Below is a listing to transcribe in full and exactly; keep the pictures out.

> **Dataset entries**
● ● ● ● ●

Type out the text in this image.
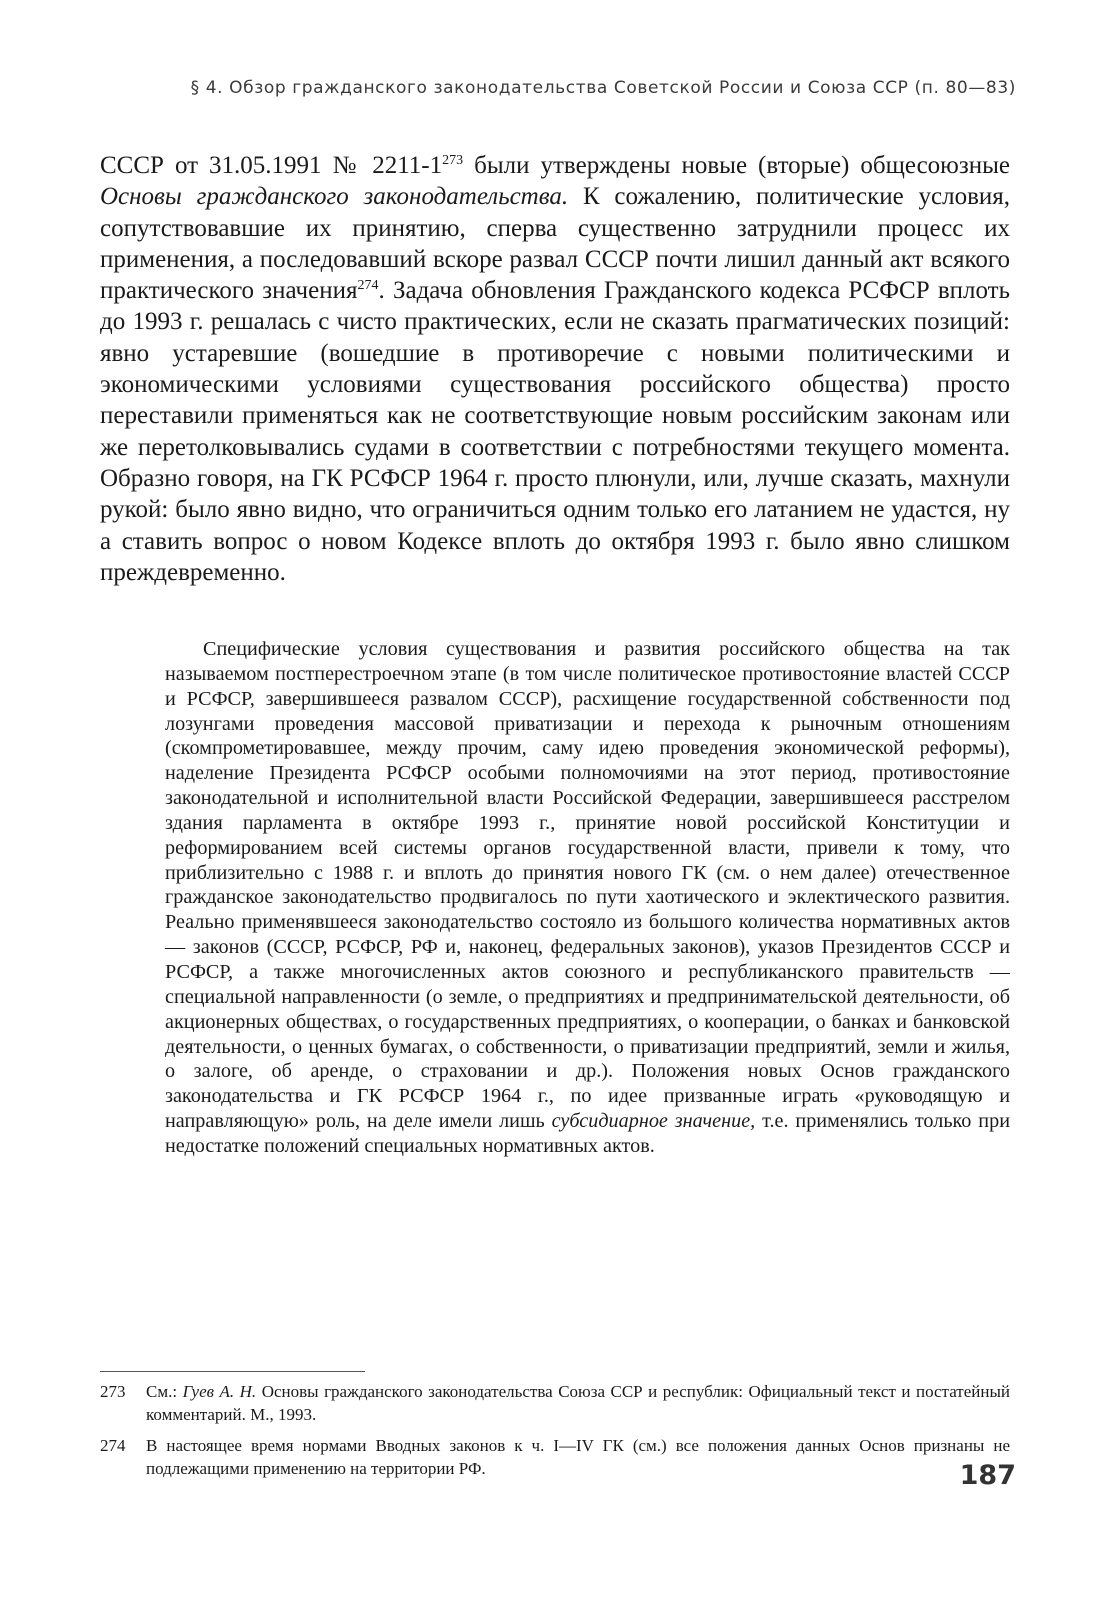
§ 4. Обзор гражданского законодательства Советской России и Союза ССР (п. 80—83)

СССР от 31.05.1991 № $2211-1^{273}$ были утверждены новые (вторые) общесоюзные Основы гражданского законодательства. К сожалению, политические условия, сопутствовавшие их принятию, сперва существенно затруднили процесс их применения, а последовавший вскоре развал СССР почти лишил данный акт всякого практического значения$^{274}$. Задача обновления Гражданского кодекса РСФСР вплоть до 1993 г. решалась с чисто практических, если не сказать прагматических позиций: явно устаревшие (вошедшие в противоречие с новыми политическими и экономическими условиями существования российского общества) просто переставили применяться как не соответствующие новым российским законам или же перетолковывались судами в соответствии с потребностями текущего момента. Образно говоря, на ГК РСФСР 1964 г. просто плюнули, или, лучше сказать, махнули рукой: было явно видно, что ограничиться одним только его латанием не удастся, ну а ставить вопрос о новом Кодексе вплоть до октября 1993 г. было явно слишком преждевременно.

Специфические условия существования и развития российского общества на так называемом постперестроечном этапе (в том числе политическое противостояние властей СССР и РСФСР, завершившееся развалом СССР), расхищение государственной собственности под лозунгами проведения массовой приватизации и перехода к рыночным отношениям (скомпрометировавшее, между прочим, саму идею проведения экономической реформы), наделение Президента РСФСР особыми полномочиями на этот период, противостояние законодательной и исполнительной власти Российской Федерации, завершившееся расстрелом здания парламента в октябре 1993 г., принятие новой российской Конституции и реформированием всей системы органов государственной власти, привели к тому, что приблизительно с 1988 г. и вплоть до принятия нового ГК (см. о нем далее) отечественное гражданское законодательство продвигалось по пути хаотического и эклектического развития. Реально применявшееся законодательство состояло из большого количества нормативных актов — законов (СССР, РСФСР, РФ и, наконец, федеральных законов), указов Президентов СССР и РСФСР, а также многочисленных актов союзного и республиканского правительств — специальной направленности (о земле, о предприятиях и предпринимательской деятельности, об акционерных обществах, о государственных предприятиях, о кооперации, о банках и банковской деятельности, о ценных бумагах, о собственности, о приватизации предприятий, земли и жилья, о залоге, об аренде, о страховании и др.). Положения новых Основ гражданского законодательства и ГК РСФСР 1964 г., по идее призванные играть «руководящую и направляющую» роль, на деле имели лишь субсидиарное значение, т.е. применялись только при недостатке положений специальных нормативных актов.

273	См.: Гуев А. Н. Основы гражданского законодательства Союза ССР и республик: Официальный текст и постатейный комментарий. М., 1993.
274	В настоящее время нормами Вводных законов к ч. I—IV ГК (см.) все положения данных Основ признаны не подлежащими применению на территории РФ.	187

● ● ● ● ●

> **Problem solution**
Type out the text in this image.
§ 4. Обзор гражданского законодательства Советской России и Союза ССР (п. 80—83)

СССР от 31.05.1991 № $2211-1^{273}$ были утверждены новые (вторые) общесоюзные Основы гражданского законодательства. К сожалению, политические условия, сопутствовавшие их принятию, сперва существенно затруднили процесс их применения, а последовавший вскоре развал СССР почти лишил данный акт всякого практического значения$^{274}$. Задача обновления Гражданского кодекса РСФСР вплоть до 1993 г. решалась с чисто практических, если не сказать прагматических позиций: явно устаревшие (вошедшие в противоречие с новыми политическими и экономическими условиями существования российского общества) просто переставили применяться как не соответствующие новым российским законам или же перетолковывались судами в соответствии с потребностями текущего момента. Образно говоря, на ГК РСФСР 1964 г. просто плюнули, или, лучше сказать, махнули рукой: было явно видно, что ограничиться одним только его латанием не удастся, ну а ставить вопрос о новом Кодексе вплоть до октября 1993 г. было явно слишком преждевременно.

Специфические условия существования и развития российского общества на так называемом постперестроечном этапе (в том числе политическое противостояние властей СССР и РСФСР, завершившееся развалом СССР), расхищение государственной собственности под лозунгами проведения массовой приватизации и перехода к рыночным отношениям (скомпрометировавшее, между прочим, саму идею проведения экономической реформы), наделение Президента РСФСР особыми полномочиями на этот период, противостояние законодательной и исполнительной власти Российской Федерации, завершившееся расстрелом здания парламента в октябре 1993 г., принятие новой российской Конституции и реформированием всей системы органов государственной власти, привели к тому, что приблизительно с 1988 г. и вплоть до принятия нового ГК (см. о нем далее) отечественное гражданское законодательство продвигалось по пути хаотического и эклектического развития. Реально применявшееся законодательство состояло из большого количества нормативных актов — законов (СССР, РСФСР, РФ и, наконец, федеральных законов), указов Президентов СССР и РСФСР, а также многочисленных актов союзного и республиканского правительств — специальной направленности (о земле, о предприятиях и предпринимательской деятельности, об акционерных обществах, о государственных предприятиях, о кооперации, о банках и банковской деятельности, о ценных бумагах, о собственности, о приватизации предприятий, земли и жилья, о залоге, об аренде, о страховании и др.). Положения новых Основ гражданского законодательства и ГК РСФСР 1964 г., по идее призванные играть «руководящую и направляющую» роль, на деле имели лишь субсидиарное значение, т.е. применялись только при недостатке положений специальных нормативных актов.

273	См.: Гуев А. Н. Основы гражданского законодательства Союза ССР и республик: Официальный текст и постатейный комментарий. М., 1993.
274	В настоящее время нормами Вводных законов к ч. I—IV ГК (см.) все положения данных Основ признаны не подлежащими применению на территории РФ.	187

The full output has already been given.